**EXERCISE**. Of the lines below, how many hold the string "Teaching"? Give only the number.

**SUPPLIED MATERIAL**.
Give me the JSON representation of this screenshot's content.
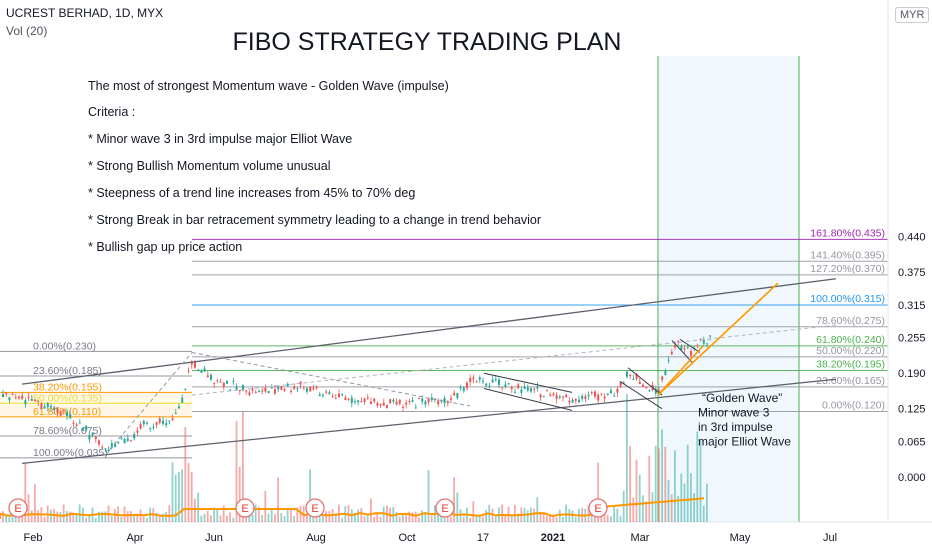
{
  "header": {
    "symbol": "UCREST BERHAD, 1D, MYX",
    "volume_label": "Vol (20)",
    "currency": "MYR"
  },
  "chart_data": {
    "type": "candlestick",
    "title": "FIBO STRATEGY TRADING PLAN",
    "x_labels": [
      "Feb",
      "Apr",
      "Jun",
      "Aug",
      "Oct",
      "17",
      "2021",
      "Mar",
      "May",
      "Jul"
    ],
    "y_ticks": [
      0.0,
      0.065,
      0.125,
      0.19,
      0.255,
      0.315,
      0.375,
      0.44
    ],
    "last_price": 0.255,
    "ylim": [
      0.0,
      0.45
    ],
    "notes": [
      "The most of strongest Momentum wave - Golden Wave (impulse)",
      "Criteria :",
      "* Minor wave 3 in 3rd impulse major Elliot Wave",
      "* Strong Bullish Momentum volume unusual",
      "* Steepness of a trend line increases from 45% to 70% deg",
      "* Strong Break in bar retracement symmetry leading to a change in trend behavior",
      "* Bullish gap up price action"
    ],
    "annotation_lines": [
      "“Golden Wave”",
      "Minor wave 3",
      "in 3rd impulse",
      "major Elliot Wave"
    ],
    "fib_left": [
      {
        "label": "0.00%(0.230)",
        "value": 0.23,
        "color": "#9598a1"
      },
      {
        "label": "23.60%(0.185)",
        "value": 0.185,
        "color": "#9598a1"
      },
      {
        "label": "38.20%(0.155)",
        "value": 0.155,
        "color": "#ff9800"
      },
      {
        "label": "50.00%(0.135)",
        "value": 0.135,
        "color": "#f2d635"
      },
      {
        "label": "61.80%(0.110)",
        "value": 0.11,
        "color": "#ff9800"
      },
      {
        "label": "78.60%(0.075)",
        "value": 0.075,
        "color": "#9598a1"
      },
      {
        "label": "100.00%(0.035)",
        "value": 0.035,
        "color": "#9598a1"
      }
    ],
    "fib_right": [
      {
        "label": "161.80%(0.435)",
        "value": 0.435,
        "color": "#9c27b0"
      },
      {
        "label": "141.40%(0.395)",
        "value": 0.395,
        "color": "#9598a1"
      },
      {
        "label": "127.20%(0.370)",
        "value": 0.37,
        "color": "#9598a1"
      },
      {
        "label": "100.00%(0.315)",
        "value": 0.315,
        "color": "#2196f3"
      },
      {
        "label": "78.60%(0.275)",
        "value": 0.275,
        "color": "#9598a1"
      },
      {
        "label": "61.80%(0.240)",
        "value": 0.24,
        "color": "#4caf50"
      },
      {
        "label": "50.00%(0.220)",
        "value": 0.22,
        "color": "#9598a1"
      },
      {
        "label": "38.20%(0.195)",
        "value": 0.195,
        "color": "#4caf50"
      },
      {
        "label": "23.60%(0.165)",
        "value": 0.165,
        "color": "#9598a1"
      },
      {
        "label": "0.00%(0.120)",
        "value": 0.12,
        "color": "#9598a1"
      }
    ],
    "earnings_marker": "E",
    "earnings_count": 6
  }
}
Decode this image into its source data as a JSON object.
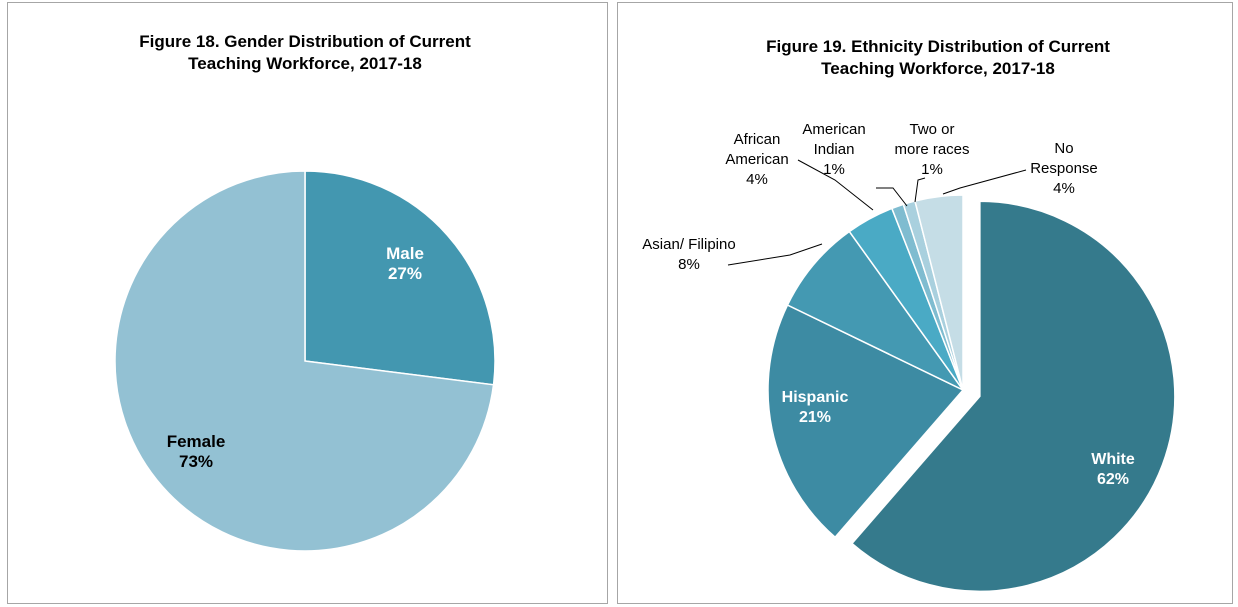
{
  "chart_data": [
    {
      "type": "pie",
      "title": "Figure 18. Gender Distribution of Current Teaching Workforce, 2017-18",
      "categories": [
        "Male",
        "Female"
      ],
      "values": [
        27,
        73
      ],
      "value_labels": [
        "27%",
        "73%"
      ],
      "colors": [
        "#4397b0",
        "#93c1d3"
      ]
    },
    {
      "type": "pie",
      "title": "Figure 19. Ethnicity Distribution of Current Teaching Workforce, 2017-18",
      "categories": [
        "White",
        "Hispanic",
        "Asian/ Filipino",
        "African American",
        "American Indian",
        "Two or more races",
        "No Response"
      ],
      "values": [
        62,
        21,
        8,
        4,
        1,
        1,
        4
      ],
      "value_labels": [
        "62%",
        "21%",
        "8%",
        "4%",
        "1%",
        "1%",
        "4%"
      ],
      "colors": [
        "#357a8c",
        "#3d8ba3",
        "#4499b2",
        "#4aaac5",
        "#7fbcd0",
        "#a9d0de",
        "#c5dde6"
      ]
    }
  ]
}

**FINISHED EXERCISE**. 2